◆ DOCUMENT SECTION ◆
-- Opening Marker --

Over the festive season, we can all explore the power of women’s crime writing through our annual best holiday reads list. Sisters in Crime asked convenors, author members, Davitt Award judges, and winners to nominate their best holiday reads by women crime authors. We hope you enjoy the books they’ve nominated. Most are fairly recent but some are golden oldies. Their sleuths (if there is one) are variously police, psychologists, bar-maids, snow-boarders, scientists, biologists, journalists, art dealers, or heiresses … The scenes of the crime range from Australia, New Zealand. Papua New Guinea, India, UK, Ireland, USA, and Mexico. What they all have in common, we believe, is superlative story-telling, pace, and characterisation, combined with the pursuit of justice and the odd thrill or two.

Two novels – Debra Oswald’s, The Family Doctor, and Emily Maquire’s, An Isolated incident, received two recommendations.

JENNY BLACKFORD (AUTHOR)

Patricia Highsmith (originally bylined as Claire Morgan), The Price of Salt (1952, available as an ebook via various platforms): The Price of Salt, later made into a movie and renamed Carol, is more lesbian romance than crime, but has a definite noir vibe to it. Two women – one older, rich, mother of a beloved child and on the brink of divorce, one young, poor, and thoroughly discontented with the young man who adores her without understanding her – dance around one another in a complicated pattern. Neither seems to really see the other. Lesbianism may or may not have been strictly illegal in the US in the 1950s, but it was a huge strike during divorce proceedings, and private detectives follow the women across the country. Riveting.

ASHLEY KALAGIAN BLUNT (AUTHOR) 

Rachel Howzell Hall, They All Fall Down (Forge): Rachel Howzell Hall has voice! And a surprise on nearly every page. They All Fall Down opens with complicated protagonist Miriam Macy on her way to a luxurious private island off the coast of Mexico for what she thinks is a reality TV show filming. Except once there, she discovers that she and the six accompanying strangers have been brought to the island under false pretenses. An American crime author of colour, Howzell Hall is one of my hot new favourites.

-- Closing Marker --

◆ SOURCE DATA ◆
-- Opening Marker --

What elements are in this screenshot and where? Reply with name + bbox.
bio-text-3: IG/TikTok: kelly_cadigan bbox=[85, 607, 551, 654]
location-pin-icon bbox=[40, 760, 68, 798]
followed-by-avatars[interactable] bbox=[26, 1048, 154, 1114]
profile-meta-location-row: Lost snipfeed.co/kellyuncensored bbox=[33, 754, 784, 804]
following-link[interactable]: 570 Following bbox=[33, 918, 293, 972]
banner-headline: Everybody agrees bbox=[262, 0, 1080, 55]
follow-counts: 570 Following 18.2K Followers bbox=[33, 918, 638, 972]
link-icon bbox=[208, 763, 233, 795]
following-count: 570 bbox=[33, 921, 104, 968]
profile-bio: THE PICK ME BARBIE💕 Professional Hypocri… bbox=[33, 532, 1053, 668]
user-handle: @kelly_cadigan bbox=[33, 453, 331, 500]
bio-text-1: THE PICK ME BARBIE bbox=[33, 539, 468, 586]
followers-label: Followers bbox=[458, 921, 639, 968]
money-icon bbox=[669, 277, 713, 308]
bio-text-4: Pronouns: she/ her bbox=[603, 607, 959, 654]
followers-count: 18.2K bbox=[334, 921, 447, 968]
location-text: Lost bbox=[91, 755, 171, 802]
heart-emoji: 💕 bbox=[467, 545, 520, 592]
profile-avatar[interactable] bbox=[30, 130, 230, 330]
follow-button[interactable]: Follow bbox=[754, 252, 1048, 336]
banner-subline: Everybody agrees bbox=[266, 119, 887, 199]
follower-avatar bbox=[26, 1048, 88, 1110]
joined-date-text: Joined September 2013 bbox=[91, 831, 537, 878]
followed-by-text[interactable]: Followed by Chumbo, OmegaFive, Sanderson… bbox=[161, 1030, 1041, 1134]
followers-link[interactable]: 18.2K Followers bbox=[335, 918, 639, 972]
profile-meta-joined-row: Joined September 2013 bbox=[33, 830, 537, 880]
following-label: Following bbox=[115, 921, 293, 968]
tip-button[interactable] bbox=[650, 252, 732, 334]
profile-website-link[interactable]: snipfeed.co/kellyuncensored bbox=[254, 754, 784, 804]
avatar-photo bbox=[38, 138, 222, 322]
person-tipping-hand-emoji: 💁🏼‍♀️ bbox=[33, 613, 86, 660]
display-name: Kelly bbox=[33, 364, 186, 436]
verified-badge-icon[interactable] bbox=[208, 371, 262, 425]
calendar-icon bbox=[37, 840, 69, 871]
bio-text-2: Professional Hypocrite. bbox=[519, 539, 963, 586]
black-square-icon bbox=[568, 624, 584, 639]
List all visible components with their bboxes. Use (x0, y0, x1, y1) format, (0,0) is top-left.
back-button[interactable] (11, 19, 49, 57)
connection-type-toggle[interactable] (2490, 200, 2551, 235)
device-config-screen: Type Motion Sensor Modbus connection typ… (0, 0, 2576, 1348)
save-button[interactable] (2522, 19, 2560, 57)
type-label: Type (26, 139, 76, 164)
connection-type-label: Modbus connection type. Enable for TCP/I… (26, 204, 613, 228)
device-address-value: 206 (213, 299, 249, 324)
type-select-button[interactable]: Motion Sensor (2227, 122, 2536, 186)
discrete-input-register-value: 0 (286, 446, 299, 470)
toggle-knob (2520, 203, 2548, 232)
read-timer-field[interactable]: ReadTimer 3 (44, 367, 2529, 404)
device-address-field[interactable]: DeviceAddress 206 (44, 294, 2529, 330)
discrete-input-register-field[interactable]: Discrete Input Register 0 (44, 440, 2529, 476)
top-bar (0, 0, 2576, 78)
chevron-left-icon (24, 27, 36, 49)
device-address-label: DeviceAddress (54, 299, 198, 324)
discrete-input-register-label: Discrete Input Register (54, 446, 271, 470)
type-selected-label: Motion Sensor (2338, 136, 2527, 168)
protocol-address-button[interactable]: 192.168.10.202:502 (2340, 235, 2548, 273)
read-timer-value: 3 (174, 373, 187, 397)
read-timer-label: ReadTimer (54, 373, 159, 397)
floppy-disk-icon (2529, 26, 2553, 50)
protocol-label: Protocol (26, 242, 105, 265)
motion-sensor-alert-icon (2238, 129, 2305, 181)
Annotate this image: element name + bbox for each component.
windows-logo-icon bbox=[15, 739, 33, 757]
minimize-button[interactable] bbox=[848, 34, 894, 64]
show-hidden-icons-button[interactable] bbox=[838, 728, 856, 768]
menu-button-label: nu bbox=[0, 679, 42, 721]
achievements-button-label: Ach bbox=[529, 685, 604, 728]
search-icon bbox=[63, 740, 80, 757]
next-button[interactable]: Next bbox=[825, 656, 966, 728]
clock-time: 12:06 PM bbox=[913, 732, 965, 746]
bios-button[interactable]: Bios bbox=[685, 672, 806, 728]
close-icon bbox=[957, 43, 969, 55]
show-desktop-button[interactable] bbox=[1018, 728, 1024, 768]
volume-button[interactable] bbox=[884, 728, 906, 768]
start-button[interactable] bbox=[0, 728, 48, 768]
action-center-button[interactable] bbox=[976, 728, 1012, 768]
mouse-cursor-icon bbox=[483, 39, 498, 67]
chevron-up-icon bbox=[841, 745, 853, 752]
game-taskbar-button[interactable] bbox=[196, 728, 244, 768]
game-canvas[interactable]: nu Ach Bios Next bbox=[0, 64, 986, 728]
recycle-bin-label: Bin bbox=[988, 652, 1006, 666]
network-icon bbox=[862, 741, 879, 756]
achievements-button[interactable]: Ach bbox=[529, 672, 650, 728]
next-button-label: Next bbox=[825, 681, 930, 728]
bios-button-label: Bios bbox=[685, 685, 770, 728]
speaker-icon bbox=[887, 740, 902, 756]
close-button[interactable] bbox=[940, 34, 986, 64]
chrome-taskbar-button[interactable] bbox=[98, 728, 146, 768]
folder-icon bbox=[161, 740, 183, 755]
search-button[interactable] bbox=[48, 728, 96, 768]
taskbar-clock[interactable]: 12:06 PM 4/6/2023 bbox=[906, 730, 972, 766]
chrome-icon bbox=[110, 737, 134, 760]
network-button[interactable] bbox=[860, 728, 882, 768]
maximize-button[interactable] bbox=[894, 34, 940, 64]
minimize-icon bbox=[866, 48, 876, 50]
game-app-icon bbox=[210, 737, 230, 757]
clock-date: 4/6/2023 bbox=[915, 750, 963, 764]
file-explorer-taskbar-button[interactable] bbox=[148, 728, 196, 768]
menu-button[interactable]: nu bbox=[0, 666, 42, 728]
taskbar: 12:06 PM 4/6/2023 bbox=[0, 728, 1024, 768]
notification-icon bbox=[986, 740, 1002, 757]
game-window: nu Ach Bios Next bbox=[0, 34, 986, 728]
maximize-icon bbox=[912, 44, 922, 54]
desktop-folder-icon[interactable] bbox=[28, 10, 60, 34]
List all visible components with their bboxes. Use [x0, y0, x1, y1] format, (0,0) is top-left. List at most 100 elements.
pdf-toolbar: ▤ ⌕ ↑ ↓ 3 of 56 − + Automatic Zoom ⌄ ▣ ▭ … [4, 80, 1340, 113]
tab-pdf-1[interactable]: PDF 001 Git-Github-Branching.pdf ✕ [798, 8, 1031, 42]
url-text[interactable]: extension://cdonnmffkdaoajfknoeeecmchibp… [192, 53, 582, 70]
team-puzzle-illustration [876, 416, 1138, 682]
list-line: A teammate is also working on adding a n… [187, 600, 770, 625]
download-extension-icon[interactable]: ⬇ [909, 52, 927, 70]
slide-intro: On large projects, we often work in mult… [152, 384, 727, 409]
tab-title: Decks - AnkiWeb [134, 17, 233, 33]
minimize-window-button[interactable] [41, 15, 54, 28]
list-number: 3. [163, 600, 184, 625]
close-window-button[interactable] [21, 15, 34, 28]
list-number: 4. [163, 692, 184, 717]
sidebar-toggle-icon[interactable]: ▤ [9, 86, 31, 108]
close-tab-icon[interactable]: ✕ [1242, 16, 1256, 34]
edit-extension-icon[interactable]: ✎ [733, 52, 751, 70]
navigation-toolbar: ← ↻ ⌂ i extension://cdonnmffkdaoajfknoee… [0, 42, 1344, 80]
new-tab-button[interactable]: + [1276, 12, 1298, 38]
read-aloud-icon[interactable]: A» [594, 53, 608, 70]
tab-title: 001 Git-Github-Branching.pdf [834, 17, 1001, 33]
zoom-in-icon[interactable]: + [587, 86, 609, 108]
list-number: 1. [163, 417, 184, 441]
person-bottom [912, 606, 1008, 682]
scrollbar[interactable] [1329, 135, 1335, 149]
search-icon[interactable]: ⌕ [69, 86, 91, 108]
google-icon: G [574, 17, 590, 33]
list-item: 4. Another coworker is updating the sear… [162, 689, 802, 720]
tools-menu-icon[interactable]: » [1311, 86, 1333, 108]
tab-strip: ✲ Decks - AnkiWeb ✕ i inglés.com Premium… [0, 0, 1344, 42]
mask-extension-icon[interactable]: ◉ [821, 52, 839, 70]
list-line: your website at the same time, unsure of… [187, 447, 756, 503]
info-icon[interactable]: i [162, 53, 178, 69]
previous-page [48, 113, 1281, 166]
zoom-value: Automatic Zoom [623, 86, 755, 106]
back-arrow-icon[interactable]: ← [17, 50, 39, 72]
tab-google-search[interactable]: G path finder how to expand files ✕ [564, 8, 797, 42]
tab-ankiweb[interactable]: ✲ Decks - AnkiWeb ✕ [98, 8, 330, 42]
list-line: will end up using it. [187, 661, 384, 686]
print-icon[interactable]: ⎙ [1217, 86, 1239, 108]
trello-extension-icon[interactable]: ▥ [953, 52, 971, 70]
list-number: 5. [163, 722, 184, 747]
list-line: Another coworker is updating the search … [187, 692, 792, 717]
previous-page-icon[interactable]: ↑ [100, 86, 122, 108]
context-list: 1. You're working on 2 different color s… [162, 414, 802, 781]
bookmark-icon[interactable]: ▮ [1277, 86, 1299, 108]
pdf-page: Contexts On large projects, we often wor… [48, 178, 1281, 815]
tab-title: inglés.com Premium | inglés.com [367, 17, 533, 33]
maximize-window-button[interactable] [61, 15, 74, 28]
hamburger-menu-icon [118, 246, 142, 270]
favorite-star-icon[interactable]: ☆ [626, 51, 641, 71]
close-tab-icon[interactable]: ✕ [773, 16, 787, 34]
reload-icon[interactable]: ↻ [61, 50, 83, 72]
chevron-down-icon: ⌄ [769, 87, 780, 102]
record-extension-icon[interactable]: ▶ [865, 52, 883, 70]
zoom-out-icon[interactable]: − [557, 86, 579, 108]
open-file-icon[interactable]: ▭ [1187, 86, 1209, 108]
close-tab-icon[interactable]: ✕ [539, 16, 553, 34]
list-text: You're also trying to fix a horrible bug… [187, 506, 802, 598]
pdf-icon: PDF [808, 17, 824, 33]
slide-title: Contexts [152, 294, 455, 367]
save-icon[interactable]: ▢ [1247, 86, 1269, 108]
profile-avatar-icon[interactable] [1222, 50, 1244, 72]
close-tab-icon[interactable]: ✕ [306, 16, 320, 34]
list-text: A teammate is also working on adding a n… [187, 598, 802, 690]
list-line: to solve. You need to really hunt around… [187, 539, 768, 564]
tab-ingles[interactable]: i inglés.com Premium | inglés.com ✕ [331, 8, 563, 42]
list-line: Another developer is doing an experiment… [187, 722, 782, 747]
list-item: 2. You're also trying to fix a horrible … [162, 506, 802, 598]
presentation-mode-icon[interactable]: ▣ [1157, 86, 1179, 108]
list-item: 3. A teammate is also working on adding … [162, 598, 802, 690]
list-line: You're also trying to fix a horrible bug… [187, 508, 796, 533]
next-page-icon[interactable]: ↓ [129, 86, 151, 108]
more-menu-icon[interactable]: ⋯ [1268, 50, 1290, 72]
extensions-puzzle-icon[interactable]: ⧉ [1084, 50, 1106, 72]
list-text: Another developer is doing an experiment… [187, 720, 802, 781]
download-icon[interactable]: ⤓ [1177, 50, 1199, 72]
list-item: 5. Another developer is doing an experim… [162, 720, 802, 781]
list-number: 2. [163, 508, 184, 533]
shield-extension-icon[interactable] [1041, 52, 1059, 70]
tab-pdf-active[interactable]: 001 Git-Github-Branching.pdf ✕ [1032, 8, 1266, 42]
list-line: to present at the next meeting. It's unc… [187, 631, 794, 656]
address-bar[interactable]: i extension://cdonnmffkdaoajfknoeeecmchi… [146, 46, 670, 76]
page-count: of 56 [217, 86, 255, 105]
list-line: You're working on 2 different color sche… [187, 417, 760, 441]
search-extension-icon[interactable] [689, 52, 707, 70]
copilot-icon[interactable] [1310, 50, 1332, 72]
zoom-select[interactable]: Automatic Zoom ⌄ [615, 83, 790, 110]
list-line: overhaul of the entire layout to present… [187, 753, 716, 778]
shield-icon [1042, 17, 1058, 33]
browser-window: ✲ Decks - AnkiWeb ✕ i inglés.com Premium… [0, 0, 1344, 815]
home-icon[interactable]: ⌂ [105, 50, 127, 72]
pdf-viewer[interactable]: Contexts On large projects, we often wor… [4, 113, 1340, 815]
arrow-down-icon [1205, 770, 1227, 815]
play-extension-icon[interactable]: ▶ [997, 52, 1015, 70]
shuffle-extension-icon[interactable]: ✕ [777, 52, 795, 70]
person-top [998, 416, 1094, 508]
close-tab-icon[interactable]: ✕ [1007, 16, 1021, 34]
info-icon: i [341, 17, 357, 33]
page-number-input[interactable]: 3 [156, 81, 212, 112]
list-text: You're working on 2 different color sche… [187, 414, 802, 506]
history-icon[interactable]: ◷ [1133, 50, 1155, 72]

-- Closing Marker --

◆ PROMPT ◆
From the holiday reads list above, copy verbatim the passage that starts with the words "Over the festive" and ends with "thrill or two.".

◆ COMPLETED EXERCISE ◆
Over the festive season, we can all explore the power of women’s crime writing through our annual best holiday reads list. Sisters in Crime asked convenors, author members, Davitt Award judges, and winners to nominate their best holiday reads by women crime authors. We hope you enjoy the books they’ve nominated. Most are fairly recent but some are golden oldies. Their sleuths (if there is one) are variously police, psychologists, bar-maids, snow-boarders, scientists, biologists, journalists, art dealers, or heiresses … The scenes of the crime range from Australia, New Zealand. Papua New Guinea, India, UK, Ireland, USA, and Mexico. What they all have in common, we believe, is superlative story-telling, pace, and characterisation, combined with the pursuit of justice and the odd thrill or two.